**What is required:** Reproduce the listing below line for line, without any changes, and omit the pictures from your copy.
-------- Records for the task
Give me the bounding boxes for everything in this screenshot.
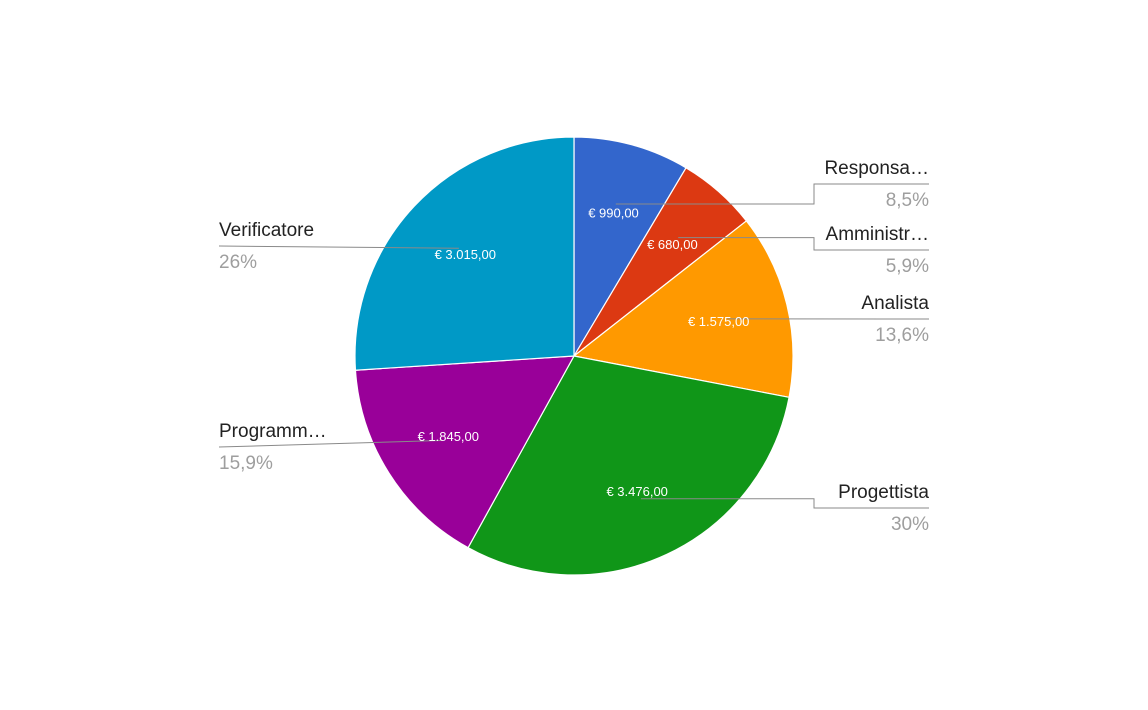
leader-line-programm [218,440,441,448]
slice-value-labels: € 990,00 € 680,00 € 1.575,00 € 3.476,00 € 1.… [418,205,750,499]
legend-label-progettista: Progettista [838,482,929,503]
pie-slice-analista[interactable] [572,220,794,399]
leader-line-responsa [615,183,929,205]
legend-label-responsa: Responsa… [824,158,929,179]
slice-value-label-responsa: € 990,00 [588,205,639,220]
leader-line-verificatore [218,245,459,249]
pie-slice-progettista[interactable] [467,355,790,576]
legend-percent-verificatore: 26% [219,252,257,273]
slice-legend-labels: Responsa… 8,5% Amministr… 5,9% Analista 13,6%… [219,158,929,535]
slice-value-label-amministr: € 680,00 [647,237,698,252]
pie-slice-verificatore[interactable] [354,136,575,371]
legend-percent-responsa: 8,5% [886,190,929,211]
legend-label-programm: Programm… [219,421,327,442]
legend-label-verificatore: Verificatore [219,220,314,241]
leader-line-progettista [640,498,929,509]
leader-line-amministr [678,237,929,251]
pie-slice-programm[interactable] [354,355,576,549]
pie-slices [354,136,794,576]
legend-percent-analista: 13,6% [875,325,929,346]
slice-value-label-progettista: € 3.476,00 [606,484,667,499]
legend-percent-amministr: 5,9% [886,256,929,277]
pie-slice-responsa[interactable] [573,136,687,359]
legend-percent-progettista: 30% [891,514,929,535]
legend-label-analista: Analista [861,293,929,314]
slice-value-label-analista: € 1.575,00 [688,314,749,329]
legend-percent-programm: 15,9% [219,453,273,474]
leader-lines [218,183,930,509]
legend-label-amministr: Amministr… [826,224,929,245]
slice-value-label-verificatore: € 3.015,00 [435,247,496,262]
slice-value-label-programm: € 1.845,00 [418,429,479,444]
----------------
**Exercise output:**
Give me the bounding boxes for everything in this screenshot.
leader-line-programm [218,440,441,448]
slice-value-labels: € 990,00 € 680,00 € 1.575,00 € 3.476,00 € 1.… [418,205,750,499]
legend-label-progettista: Progettista [838,482,929,503]
pie-slice-analista[interactable] [572,220,794,399]
leader-line-responsa [615,183,929,205]
legend-label-responsa: Responsa… [824,158,929,179]
slice-value-label-responsa: € 990,00 [588,205,639,220]
leader-line-verificatore [218,245,459,249]
pie-slice-progettista[interactable] [467,355,790,576]
legend-percent-verificatore: 26% [219,252,257,273]
slice-legend-labels: Responsa… 8,5% Amministr… 5,9% Analista 13,6%… [219,158,929,535]
slice-value-label-amministr: € 680,00 [647,237,698,252]
pie-slice-verificatore[interactable] [354,136,575,371]
legend-percent-responsa: 8,5% [886,190,929,211]
legend-label-programm: Programm… [219,421,327,442]
legend-label-verificatore: Verificatore [219,220,314,241]
leader-line-progettista [640,498,929,509]
leader-line-amministr [678,237,929,251]
pie-slice-programm[interactable] [354,355,576,549]
pie-slices [354,136,794,576]
legend-percent-analista: 13,6% [875,325,929,346]
slice-value-label-progettista: € 3.476,00 [606,484,667,499]
legend-percent-amministr: 5,9% [886,256,929,277]
pie-slice-responsa[interactable] [573,136,687,359]
legend-percent-progettista: 30% [891,514,929,535]
legend-label-analista: Analista [861,293,929,314]
slice-value-label-analista: € 1.575,00 [688,314,749,329]
legend-percent-programm: 15,9% [219,453,273,474]
leader-lines [218,183,930,509]
legend-label-amministr: Amministr… [826,224,929,245]
slice-value-label-verificatore: € 3.015,00 [435,247,496,262]
slice-value-label-programm: € 1.845,00 [418,429,479,444]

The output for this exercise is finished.